Find each line holding "name" and copy it out.
= = = = =
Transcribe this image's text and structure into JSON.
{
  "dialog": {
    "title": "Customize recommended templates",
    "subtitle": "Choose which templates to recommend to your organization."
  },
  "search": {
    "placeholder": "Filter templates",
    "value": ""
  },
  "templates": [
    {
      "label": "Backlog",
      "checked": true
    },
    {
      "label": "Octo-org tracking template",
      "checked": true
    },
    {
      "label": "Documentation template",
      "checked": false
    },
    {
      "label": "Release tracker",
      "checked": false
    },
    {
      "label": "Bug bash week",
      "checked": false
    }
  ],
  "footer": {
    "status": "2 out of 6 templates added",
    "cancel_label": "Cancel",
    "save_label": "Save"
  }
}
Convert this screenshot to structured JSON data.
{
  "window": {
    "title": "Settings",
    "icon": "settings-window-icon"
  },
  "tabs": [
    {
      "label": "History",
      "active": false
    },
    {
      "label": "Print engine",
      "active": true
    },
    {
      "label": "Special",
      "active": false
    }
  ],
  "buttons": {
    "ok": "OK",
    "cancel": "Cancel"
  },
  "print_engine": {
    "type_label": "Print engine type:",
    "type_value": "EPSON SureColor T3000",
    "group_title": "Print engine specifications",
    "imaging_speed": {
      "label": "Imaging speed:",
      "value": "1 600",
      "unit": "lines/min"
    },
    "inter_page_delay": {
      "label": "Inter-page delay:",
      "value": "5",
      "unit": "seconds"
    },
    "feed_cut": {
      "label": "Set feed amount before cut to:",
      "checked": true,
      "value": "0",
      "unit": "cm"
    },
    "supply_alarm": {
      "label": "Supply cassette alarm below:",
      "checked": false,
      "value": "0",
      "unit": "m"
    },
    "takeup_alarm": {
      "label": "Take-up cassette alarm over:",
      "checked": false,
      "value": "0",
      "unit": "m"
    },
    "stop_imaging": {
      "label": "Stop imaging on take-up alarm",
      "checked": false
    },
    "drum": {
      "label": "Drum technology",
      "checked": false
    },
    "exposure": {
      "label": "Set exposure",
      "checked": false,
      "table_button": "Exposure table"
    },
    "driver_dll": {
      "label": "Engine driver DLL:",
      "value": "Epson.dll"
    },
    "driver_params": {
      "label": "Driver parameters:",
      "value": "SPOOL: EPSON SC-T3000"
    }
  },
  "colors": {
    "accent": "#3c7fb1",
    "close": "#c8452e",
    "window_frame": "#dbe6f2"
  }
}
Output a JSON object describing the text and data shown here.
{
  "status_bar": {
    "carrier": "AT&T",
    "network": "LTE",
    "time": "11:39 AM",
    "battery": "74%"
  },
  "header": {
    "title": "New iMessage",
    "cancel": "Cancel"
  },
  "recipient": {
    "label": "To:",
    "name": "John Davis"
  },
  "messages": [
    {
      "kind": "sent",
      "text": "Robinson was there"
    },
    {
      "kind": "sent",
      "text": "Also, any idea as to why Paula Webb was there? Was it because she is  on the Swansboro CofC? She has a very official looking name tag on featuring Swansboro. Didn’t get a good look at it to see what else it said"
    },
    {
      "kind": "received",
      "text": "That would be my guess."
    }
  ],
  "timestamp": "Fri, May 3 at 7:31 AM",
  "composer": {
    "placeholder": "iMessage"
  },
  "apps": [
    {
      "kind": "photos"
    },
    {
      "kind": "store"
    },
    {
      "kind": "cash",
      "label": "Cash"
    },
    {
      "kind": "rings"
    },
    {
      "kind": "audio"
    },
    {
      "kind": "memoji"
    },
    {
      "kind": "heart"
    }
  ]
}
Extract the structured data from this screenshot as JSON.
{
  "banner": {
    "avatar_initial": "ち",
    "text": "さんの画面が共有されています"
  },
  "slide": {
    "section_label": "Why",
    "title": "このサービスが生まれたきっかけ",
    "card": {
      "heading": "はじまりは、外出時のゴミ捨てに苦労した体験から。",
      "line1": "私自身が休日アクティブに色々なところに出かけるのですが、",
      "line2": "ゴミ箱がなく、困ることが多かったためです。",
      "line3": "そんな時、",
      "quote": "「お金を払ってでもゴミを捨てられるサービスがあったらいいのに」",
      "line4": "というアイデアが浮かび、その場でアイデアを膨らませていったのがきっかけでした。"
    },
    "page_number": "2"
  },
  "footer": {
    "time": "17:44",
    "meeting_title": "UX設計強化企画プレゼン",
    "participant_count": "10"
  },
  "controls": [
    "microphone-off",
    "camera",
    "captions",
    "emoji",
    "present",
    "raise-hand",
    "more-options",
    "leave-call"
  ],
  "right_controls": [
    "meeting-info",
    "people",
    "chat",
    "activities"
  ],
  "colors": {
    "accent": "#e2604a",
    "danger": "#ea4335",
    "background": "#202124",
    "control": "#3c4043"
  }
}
= = = = =
| Worked answer |
    "name": "John Davis"
      "text": "Also, any idea as to why Paula Webb was there? Was it because she is  on the Swansboro CofC? She has a very official looking name tag on featuring Swansboro. Didn’t get a good look at it to see what else it said"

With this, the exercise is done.